----- Provided material -----

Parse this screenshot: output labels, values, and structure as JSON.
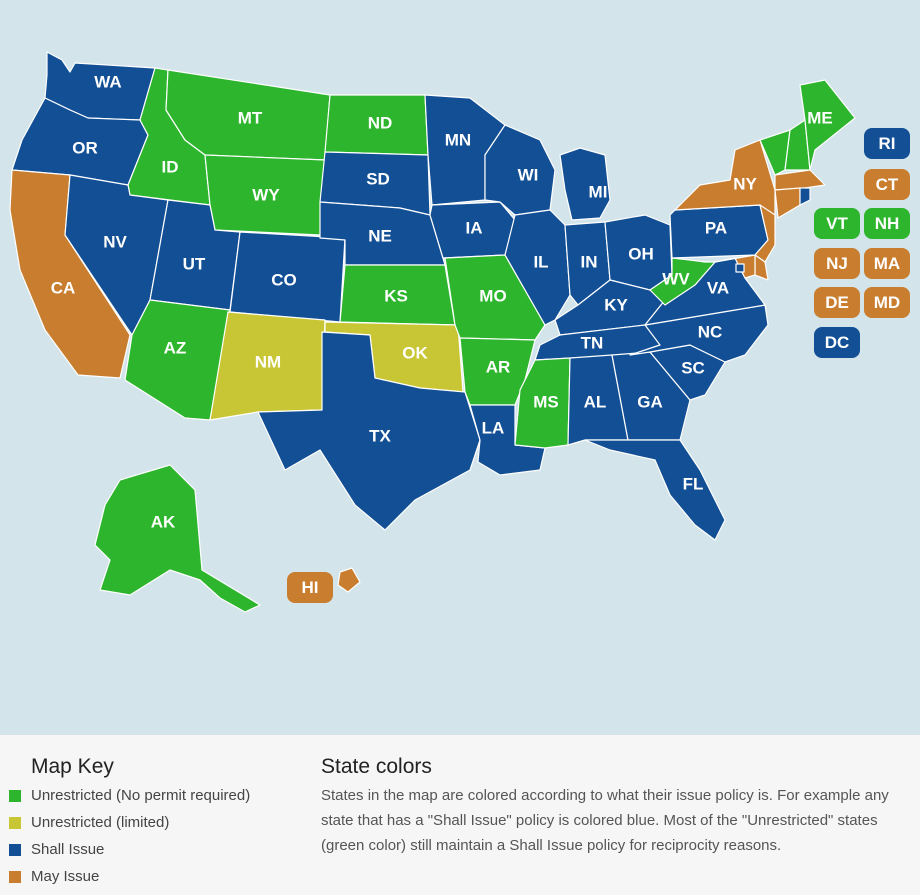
{
  "colors": {
    "unrestricted": "#2db52d",
    "limited": "#c9c635",
    "shall": "#124f95",
    "may": "#c97d2e",
    "water": "#d3e4ea"
  },
  "states": [
    {
      "id": "WA",
      "policy": "shall"
    },
    {
      "id": "OR",
      "policy": "shall"
    },
    {
      "id": "CA",
      "policy": "may"
    },
    {
      "id": "ID",
      "policy": "unrestricted"
    },
    {
      "id": "NV",
      "policy": "shall"
    },
    {
      "id": "MT",
      "policy": "unrestricted"
    },
    {
      "id": "WY",
      "policy": "unrestricted"
    },
    {
      "id": "UT",
      "policy": "shall"
    },
    {
      "id": "AZ",
      "policy": "unrestricted"
    },
    {
      "id": "CO",
      "policy": "shall"
    },
    {
      "id": "NM",
      "policy": "limited"
    },
    {
      "id": "ND",
      "policy": "unrestricted"
    },
    {
      "id": "SD",
      "policy": "shall"
    },
    {
      "id": "NE",
      "policy": "shall"
    },
    {
      "id": "KS",
      "policy": "unrestricted"
    },
    {
      "id": "OK",
      "policy": "limited"
    },
    {
      "id": "TX",
      "policy": "shall"
    },
    {
      "id": "MN",
      "policy": "shall"
    },
    {
      "id": "IA",
      "policy": "shall"
    },
    {
      "id": "MO",
      "policy": "unrestricted"
    },
    {
      "id": "AR",
      "policy": "unrestricted"
    },
    {
      "id": "LA",
      "policy": "shall"
    },
    {
      "id": "WI",
      "policy": "shall"
    },
    {
      "id": "IL",
      "policy": "shall"
    },
    {
      "id": "MI",
      "policy": "shall"
    },
    {
      "id": "IN",
      "policy": "shall"
    },
    {
      "id": "OH",
      "policy": "shall"
    },
    {
      "id": "KY",
      "policy": "shall"
    },
    {
      "id": "TN",
      "policy": "shall"
    },
    {
      "id": "MS",
      "policy": "unrestricted"
    },
    {
      "id": "AL",
      "policy": "shall"
    },
    {
      "id": "GA",
      "policy": "shall"
    },
    {
      "id": "FL",
      "policy": "shall"
    },
    {
      "id": "SC",
      "policy": "shall"
    },
    {
      "id": "NC",
      "policy": "shall"
    },
    {
      "id": "VA",
      "policy": "shall"
    },
    {
      "id": "WV",
      "policy": "unrestricted"
    },
    {
      "id": "PA",
      "policy": "shall"
    },
    {
      "id": "NY",
      "policy": "may"
    },
    {
      "id": "VT",
      "policy": "unrestricted"
    },
    {
      "id": "NH",
      "policy": "unrestricted"
    },
    {
      "id": "ME",
      "policy": "unrestricted"
    },
    {
      "id": "MA",
      "policy": "may"
    },
    {
      "id": "CT",
      "policy": "may"
    },
    {
      "id": "RI",
      "policy": "shall"
    },
    {
      "id": "NJ",
      "policy": "may"
    },
    {
      "id": "DE",
      "policy": "may"
    },
    {
      "id": "MD",
      "policy": "may"
    },
    {
      "id": "DC",
      "policy": "shall"
    },
    {
      "id": "AK",
      "policy": "unrestricted"
    },
    {
      "id": "HI",
      "policy": "may"
    }
  ],
  "badges": [
    {
      "id": "RI",
      "policy": "shall"
    },
    {
      "id": "CT",
      "policy": "may"
    },
    {
      "id": "VT",
      "policy": "unrestricted"
    },
    {
      "id": "NH",
      "policy": "unrestricted"
    },
    {
      "id": "NJ",
      "policy": "may"
    },
    {
      "id": "MA",
      "policy": "may"
    },
    {
      "id": "DE",
      "policy": "may"
    },
    {
      "id": "MD",
      "policy": "may"
    },
    {
      "id": "DC",
      "policy": "shall"
    },
    {
      "id": "HI",
      "policy": "may"
    }
  ],
  "legend": {
    "title": "Map Key",
    "items": [
      {
        "label": "Unrestricted (No permit required)",
        "policy": "unrestricted"
      },
      {
        "label": "Unrestricted (limited)",
        "policy": "limited"
      },
      {
        "label": "Shall Issue",
        "policy": "shall"
      },
      {
        "label": "May Issue",
        "policy": "may"
      }
    ]
  },
  "description": {
    "title": "State colors",
    "text": "States in the map are colored according to what their issue policy is. For example any state that has a \"Shall Issue\" policy is colored blue. Most of the \"Unrestricted\" states (green color) still maintain a Shall Issue policy for reciprocity reasons."
  }
}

-----

Instructions to follow -
Omit the pictures and reproduce the listing exactly.

Solution for this problem -
Parse this screenshot: output labels, values, and structure as JSON.
{
  "colors": {
    "unrestricted": "#2db52d",
    "limited": "#c9c635",
    "shall": "#124f95",
    "may": "#c97d2e",
    "water": "#d3e4ea"
  },
  "states": [
    {
      "id": "WA",
      "policy": "shall"
    },
    {
      "id": "OR",
      "policy": "shall"
    },
    {
      "id": "CA",
      "policy": "may"
    },
    {
      "id": "ID",
      "policy": "unrestricted"
    },
    {
      "id": "NV",
      "policy": "shall"
    },
    {
      "id": "MT",
      "policy": "unrestricted"
    },
    {
      "id": "WY",
      "policy": "unrestricted"
    },
    {
      "id": "UT",
      "policy": "shall"
    },
    {
      "id": "AZ",
      "policy": "unrestricted"
    },
    {
      "id": "CO",
      "policy": "shall"
    },
    {
      "id": "NM",
      "policy": "limited"
    },
    {
      "id": "ND",
      "policy": "unrestricted"
    },
    {
      "id": "SD",
      "policy": "shall"
    },
    {
      "id": "NE",
      "policy": "shall"
    },
    {
      "id": "KS",
      "policy": "unrestricted"
    },
    {
      "id": "OK",
      "policy": "limited"
    },
    {
      "id": "TX",
      "policy": "shall"
    },
    {
      "id": "MN",
      "policy": "shall"
    },
    {
      "id": "IA",
      "policy": "shall"
    },
    {
      "id": "MO",
      "policy": "unrestricted"
    },
    {
      "id": "AR",
      "policy": "unrestricted"
    },
    {
      "id": "LA",
      "policy": "shall"
    },
    {
      "id": "WI",
      "policy": "shall"
    },
    {
      "id": "IL",
      "policy": "shall"
    },
    {
      "id": "MI",
      "policy": "shall"
    },
    {
      "id": "IN",
      "policy": "shall"
    },
    {
      "id": "OH",
      "policy": "shall"
    },
    {
      "id": "KY",
      "policy": "shall"
    },
    {
      "id": "TN",
      "policy": "shall"
    },
    {
      "id": "MS",
      "policy": "unrestricted"
    },
    {
      "id": "AL",
      "policy": "shall"
    },
    {
      "id": "GA",
      "policy": "shall"
    },
    {
      "id": "FL",
      "policy": "shall"
    },
    {
      "id": "SC",
      "policy": "shall"
    },
    {
      "id": "NC",
      "policy": "shall"
    },
    {
      "id": "VA",
      "policy": "shall"
    },
    {
      "id": "WV",
      "policy": "unrestricted"
    },
    {
      "id": "PA",
      "policy": "shall"
    },
    {
      "id": "NY",
      "policy": "may"
    },
    {
      "id": "VT",
      "policy": "unrestricted"
    },
    {
      "id": "NH",
      "policy": "unrestricted"
    },
    {
      "id": "ME",
      "policy": "unrestricted"
    },
    {
      "id": "MA",
      "policy": "may"
    },
    {
      "id": "CT",
      "policy": "may"
    },
    {
      "id": "RI",
      "policy": "shall"
    },
    {
      "id": "NJ",
      "policy": "may"
    },
    {
      "id": "DE",
      "policy": "may"
    },
    {
      "id": "MD",
      "policy": "may"
    },
    {
      "id": "DC",
      "policy": "shall"
    },
    {
      "id": "AK",
      "policy": "unrestricted"
    },
    {
      "id": "HI",
      "policy": "may"
    }
  ],
  "badges": [
    {
      "id": "RI",
      "policy": "shall"
    },
    {
      "id": "CT",
      "policy": "may"
    },
    {
      "id": "VT",
      "policy": "unrestricted"
    },
    {
      "id": "NH",
      "policy": "unrestricted"
    },
    {
      "id": "NJ",
      "policy": "may"
    },
    {
      "id": "MA",
      "policy": "may"
    },
    {
      "id": "DE",
      "policy": "may"
    },
    {
      "id": "MD",
      "policy": "may"
    },
    {
      "id": "DC",
      "policy": "shall"
    },
    {
      "id": "HI",
      "policy": "may"
    }
  ],
  "legend": {
    "title": "Map Key",
    "items": [
      {
        "label": "Unrestricted (No permit required)",
        "policy": "unrestricted"
      },
      {
        "label": "Unrestricted (limited)",
        "policy": "limited"
      },
      {
        "label": "Shall Issue",
        "policy": "shall"
      },
      {
        "label": "May Issue",
        "policy": "may"
      }
    ]
  },
  "description": {
    "title": "State colors",
    "text": "States in the map are colored according to what their issue policy is. For example any state that has a \"Shall Issue\" policy is colored blue. Most of the \"Unrestricted\" states (green color) still maintain a Shall Issue policy for reciprocity reasons."
  }
}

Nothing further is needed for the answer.